Below are some records. Copy every line in them that holds "false".

Data entries for graphics:
** Begin **

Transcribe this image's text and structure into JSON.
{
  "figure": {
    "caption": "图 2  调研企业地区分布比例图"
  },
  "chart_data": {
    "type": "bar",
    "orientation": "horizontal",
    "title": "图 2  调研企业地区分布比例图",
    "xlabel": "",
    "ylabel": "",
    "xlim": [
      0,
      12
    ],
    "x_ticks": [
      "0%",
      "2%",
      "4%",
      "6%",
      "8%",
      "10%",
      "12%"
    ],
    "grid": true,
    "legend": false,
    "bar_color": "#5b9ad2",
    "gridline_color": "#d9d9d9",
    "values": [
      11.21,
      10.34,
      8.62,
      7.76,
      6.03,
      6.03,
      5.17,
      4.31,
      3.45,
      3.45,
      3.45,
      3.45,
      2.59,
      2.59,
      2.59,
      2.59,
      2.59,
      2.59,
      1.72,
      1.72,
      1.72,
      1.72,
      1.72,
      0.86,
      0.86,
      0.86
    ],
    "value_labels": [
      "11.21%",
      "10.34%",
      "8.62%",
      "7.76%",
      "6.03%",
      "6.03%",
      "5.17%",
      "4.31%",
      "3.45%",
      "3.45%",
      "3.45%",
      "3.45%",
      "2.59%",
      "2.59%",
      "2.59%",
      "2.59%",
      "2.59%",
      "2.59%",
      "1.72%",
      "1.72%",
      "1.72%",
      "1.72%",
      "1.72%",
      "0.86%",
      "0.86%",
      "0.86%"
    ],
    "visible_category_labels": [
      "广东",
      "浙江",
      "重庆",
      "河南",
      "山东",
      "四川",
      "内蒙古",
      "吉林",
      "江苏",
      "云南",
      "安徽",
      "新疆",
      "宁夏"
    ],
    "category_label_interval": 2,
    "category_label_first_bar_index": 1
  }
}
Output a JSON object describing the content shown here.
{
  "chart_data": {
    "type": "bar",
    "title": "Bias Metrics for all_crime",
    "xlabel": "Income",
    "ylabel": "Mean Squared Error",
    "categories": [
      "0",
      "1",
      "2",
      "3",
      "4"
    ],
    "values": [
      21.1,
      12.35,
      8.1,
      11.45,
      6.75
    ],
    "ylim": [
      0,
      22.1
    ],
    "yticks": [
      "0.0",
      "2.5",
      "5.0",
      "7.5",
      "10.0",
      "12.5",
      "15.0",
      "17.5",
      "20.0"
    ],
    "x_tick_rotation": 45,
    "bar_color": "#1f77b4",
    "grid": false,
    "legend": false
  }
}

** End **

REPLY:
    "legend": false,
    "grid": false,
    "legend": false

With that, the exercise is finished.